==== PROVIDED TEXT

When to expect Apple’s new CarPlay
Apple was aiming for a launch at the end of 2023, with an announcement on the car models that will support it. We heard no CarPlay news at WWDC 2023, beyond SharePlay heading to the software. Since CarPlay piggybacks off your iPhone, we expected to see the software roll out as part of iOS 17. But with the announcement absent from Apple’s software event, it might have to come in iOS 18 later this year.
But we finally got said announcement – Porsche and Aston Martin will be the first brands to ship the next-gen CarPlay. We’ve already got the first confirmed vehicle to get the new version of CarPlay. It’ll be the Aston Martin DB12, which goes for $245000 up. Big bucks. The bad news? It won’t start actually rolling out until 2024.
The tech giant already explained which automakers would support the revamped CarPlay. The list includes Ford, Lincoln, Mercedes-Benz, Infiniti, Honda, Acura, Jaguar, Land Rover, Audi, Nissan, Volvo, Porsche, Polestar, and mentioned that more would be added. It looks like Apple is focusing on higher-end vehicles for the new version of CarPlay.

========

▶ [PROBLEM SET]:
a - In the CarPlay article, give the part that opens with the words containing "But we finally" and closes with "out until 2024." again, swapping "Big bucks" for "Quite pricey".
b - Answer these from the CarPlay article:
(i) By when was Apple aiming to launch the new CarPlay?
(ii) Which car is the first confirmed vehicle to get the new version?
(iii) What kind of vehicles does Apple seem to be focusing on for it?
c - Go on with the CarPlay article from its last sentence.

==== PROVIDED INFORMATION

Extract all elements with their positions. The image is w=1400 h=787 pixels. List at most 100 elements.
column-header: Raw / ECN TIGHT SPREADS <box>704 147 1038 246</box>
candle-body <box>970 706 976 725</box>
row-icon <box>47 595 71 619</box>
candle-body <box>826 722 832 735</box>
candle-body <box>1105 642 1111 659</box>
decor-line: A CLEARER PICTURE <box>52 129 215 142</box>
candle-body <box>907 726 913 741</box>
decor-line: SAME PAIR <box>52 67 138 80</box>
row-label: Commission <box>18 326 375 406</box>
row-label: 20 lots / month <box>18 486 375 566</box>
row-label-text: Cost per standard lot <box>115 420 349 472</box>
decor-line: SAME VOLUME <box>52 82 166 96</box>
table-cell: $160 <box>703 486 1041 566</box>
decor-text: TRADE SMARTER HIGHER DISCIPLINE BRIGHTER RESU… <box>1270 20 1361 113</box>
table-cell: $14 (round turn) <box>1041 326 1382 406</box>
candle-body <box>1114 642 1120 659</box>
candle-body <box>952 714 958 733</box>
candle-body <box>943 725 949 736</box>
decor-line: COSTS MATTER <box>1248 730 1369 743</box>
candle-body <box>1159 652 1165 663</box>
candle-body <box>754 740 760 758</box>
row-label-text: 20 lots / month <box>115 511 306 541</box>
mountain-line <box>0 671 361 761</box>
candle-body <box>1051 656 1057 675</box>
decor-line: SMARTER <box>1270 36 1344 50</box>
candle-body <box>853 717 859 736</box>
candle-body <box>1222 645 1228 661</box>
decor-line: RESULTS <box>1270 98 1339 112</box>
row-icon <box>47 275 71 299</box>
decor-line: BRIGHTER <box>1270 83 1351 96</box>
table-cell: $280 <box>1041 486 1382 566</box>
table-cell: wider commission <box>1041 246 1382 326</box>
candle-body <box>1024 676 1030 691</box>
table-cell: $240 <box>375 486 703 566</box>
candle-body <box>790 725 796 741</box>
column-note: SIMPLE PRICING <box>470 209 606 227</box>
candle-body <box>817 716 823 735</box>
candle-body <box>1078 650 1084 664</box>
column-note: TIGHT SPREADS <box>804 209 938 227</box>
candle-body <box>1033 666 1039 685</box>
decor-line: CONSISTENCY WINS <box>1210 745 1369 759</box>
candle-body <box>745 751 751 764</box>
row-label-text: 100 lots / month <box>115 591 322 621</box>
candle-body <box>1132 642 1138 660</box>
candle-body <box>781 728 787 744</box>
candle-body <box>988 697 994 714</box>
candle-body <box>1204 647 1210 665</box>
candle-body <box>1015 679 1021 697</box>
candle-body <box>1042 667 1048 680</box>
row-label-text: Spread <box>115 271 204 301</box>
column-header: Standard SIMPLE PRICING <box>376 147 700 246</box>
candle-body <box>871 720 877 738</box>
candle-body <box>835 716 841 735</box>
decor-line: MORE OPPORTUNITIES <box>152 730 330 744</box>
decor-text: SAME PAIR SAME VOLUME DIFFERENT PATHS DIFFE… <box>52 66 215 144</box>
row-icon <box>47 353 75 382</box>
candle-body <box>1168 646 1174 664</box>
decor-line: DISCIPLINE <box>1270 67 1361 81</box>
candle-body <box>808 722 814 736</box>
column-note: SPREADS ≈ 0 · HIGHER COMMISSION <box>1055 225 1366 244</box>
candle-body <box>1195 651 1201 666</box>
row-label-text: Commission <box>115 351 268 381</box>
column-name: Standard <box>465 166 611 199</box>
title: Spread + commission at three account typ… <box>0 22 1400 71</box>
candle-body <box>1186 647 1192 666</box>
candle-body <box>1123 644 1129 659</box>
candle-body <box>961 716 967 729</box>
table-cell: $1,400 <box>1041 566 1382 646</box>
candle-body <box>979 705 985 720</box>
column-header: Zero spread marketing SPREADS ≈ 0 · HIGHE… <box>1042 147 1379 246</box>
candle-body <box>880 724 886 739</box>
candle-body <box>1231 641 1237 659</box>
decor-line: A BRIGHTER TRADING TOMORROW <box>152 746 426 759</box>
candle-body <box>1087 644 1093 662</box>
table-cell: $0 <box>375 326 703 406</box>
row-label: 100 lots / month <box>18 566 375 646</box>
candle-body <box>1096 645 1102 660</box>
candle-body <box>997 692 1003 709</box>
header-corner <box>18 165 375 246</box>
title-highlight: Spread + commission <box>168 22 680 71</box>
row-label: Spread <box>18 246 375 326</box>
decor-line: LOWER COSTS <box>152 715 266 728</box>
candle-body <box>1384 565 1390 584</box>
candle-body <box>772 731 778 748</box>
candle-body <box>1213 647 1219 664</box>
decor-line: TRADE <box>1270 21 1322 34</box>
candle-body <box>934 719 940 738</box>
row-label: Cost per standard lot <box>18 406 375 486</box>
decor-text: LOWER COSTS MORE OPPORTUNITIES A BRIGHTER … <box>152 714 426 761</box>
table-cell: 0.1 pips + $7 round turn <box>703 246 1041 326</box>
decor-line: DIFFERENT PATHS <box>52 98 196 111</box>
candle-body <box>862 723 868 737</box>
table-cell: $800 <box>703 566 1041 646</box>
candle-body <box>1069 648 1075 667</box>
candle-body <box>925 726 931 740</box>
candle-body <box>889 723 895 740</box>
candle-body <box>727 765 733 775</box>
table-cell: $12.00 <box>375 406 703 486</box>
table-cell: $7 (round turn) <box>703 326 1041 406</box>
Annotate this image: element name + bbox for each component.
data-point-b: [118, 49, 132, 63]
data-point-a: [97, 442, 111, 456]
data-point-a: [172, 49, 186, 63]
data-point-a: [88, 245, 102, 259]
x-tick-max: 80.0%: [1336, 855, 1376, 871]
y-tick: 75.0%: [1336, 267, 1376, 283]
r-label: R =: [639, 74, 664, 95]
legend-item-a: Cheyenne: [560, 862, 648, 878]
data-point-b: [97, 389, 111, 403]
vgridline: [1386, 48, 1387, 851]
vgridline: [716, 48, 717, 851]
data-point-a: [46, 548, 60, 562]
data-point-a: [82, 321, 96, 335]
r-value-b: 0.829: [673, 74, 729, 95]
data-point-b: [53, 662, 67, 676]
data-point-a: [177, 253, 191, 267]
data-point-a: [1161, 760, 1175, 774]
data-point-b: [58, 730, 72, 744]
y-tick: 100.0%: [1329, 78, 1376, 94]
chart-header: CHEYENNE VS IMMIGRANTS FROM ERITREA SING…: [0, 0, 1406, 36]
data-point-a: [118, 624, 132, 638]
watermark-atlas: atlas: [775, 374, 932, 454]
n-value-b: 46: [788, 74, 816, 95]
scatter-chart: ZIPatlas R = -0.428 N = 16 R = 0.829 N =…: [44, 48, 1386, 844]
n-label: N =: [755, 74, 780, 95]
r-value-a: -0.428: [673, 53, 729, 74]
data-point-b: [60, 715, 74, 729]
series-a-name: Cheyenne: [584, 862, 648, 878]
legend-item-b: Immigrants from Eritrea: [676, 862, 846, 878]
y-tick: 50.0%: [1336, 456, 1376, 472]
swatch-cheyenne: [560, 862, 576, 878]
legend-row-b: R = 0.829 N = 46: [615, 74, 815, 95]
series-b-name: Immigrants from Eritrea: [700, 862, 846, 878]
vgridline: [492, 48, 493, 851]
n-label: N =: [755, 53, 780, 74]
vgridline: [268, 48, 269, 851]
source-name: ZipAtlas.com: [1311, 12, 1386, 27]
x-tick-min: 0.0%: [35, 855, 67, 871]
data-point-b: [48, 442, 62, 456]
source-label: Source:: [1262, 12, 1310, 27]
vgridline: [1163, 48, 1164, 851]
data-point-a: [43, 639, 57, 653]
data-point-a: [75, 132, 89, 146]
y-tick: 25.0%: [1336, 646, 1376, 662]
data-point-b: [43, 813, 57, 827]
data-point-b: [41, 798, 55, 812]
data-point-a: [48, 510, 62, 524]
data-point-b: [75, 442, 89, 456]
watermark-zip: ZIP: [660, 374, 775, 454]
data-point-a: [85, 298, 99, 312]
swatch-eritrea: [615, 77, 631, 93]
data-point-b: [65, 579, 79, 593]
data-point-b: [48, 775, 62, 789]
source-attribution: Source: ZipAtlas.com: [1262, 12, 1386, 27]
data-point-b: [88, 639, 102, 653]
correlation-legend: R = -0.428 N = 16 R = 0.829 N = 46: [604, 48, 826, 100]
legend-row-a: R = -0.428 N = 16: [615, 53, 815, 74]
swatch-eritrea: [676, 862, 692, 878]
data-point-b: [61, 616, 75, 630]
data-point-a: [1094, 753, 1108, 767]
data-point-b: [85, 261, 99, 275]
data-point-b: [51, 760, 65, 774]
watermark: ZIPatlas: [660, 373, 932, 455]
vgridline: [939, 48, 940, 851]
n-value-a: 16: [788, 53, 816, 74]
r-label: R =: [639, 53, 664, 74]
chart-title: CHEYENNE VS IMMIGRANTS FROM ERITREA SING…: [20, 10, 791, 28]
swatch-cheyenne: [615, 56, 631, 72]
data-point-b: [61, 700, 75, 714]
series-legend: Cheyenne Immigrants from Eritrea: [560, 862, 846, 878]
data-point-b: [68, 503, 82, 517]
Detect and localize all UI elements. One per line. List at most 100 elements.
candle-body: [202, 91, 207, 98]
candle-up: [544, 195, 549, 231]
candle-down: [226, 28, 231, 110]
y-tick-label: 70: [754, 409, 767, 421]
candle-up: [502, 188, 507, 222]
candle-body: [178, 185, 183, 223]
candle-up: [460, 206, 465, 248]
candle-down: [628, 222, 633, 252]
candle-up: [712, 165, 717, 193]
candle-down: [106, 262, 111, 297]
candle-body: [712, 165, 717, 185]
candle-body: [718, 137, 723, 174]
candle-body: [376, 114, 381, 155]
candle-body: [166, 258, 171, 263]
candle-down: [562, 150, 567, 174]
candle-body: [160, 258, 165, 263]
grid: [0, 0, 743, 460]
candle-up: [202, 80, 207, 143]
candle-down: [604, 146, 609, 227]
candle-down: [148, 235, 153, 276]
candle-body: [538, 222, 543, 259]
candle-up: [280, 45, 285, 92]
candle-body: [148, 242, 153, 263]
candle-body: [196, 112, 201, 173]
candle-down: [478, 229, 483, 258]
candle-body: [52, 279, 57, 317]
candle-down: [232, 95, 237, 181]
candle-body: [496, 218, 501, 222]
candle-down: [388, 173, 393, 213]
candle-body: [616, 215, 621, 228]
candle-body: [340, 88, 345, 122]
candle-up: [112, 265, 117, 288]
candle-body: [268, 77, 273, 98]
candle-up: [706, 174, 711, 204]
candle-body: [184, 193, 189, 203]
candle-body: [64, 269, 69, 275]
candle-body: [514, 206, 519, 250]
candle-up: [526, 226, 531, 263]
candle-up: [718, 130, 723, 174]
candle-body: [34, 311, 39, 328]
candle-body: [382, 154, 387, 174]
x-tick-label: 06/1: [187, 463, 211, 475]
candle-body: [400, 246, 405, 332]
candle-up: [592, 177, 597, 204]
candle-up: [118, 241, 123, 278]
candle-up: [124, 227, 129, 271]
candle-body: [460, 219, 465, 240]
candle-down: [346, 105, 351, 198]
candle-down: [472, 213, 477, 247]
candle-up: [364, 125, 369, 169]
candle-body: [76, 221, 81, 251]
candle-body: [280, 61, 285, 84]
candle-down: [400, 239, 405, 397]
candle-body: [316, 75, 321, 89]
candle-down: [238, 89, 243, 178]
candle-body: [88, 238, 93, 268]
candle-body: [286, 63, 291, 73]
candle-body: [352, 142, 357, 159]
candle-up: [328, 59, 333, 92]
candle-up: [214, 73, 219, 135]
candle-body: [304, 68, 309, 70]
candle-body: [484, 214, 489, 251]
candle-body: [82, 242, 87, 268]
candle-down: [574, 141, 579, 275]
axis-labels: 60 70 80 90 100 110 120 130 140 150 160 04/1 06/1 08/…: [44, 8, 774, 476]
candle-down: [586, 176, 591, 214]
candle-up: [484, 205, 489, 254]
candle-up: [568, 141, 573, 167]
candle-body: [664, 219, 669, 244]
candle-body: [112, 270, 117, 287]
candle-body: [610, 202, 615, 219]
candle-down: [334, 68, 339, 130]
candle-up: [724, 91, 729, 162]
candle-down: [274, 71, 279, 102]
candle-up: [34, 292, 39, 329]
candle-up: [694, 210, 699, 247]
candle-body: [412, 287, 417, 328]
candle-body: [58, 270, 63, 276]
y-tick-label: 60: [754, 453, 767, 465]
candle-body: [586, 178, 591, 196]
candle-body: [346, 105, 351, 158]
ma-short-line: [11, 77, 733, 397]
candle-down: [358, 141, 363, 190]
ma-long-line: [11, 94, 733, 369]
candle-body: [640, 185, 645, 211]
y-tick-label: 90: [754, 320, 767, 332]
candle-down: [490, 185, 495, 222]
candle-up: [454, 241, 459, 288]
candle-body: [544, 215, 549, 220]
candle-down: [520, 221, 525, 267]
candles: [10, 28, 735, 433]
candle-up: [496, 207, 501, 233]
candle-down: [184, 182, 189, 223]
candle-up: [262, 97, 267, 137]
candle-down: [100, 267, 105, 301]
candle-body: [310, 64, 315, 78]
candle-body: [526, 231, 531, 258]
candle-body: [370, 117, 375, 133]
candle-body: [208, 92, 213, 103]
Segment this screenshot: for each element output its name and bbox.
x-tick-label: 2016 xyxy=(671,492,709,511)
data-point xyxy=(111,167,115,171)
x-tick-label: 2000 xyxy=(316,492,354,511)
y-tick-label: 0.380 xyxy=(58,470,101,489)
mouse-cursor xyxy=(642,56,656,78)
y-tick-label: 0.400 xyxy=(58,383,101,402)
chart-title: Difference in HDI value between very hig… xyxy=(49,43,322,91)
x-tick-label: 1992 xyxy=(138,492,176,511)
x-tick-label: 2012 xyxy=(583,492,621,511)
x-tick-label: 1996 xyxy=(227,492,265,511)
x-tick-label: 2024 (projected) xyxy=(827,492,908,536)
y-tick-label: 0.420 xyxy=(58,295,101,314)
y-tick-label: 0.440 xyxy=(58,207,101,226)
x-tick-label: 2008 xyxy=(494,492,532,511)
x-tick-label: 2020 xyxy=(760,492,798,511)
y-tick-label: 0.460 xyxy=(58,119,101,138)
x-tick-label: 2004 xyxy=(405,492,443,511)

========

▶ [ANSWERS TO THE EXERCISE]:
a -
But we finally got said announcement – Porsche and Aston Martin will be the first brands to ship the next-gen CarPlay. We’ve already got the first confirmed vehicle to get the new version of CarPlay. It’ll be the Aston Martin DB12, which goes for $245000 up. Quite pricey. The bad news? It won’t start actually rolling out until 2024.

b -
(i) The end of 2023.
(ii) The Aston Martin DB12.
(iii) Higher-end vehicles.

c -
BMW is a notable exception, having supported CarPlay for years, and working with the new CarKey feature. Don’t expect Tesla to appear on the list either, as it uses its own software (which is fairly good, as you might have heard).
In the past, Apple has announced additional features at its usual September event, alongside the new iPhone series. And it looks like it’ll be that way again. MacRumors discovered that iOS 17.4 beta software referenced new CarPlay apps, such as Auto Settings, Climate, and more. These would all replace your car’s own apps. Something it would only need to do if it was taking over completely. So the updated CarPlay is starting to test the waters, and you should expect it alongside iOS 18. At least from Apple. When your car gets it is another story.
Did somebody mention problems?
CarPlay’s delay to 2024 isn’t the only roadbump. Remember how BMW won’t support the redesigned CarPlay? That’s because the automaker flat-out decided not to allow the software to take over the entire car’s system. Instead, the brand wants you to use its own iDrive 9 system. Fortunately, the current version of CarPlay will keep support going in the future. But we wouldn’t be surprised if other automakers decide to kick up a fuss as well, favouring their own in-car software – however rubbish it may be.

Could this cause further delays to the roll-out of Apple’s new CarPlay? Potentially, but probably not. Just like during the WWDC demo, Apple seems perfectly happy to have some car brands excluded from the software. If anyone else joins the BMW hold-out club, Apple will most likely still launch the software without their support. Of course, manufacturers will also need to update their software to support the revamped CarPlay. So this could cause delays that are out of Apple’s hands.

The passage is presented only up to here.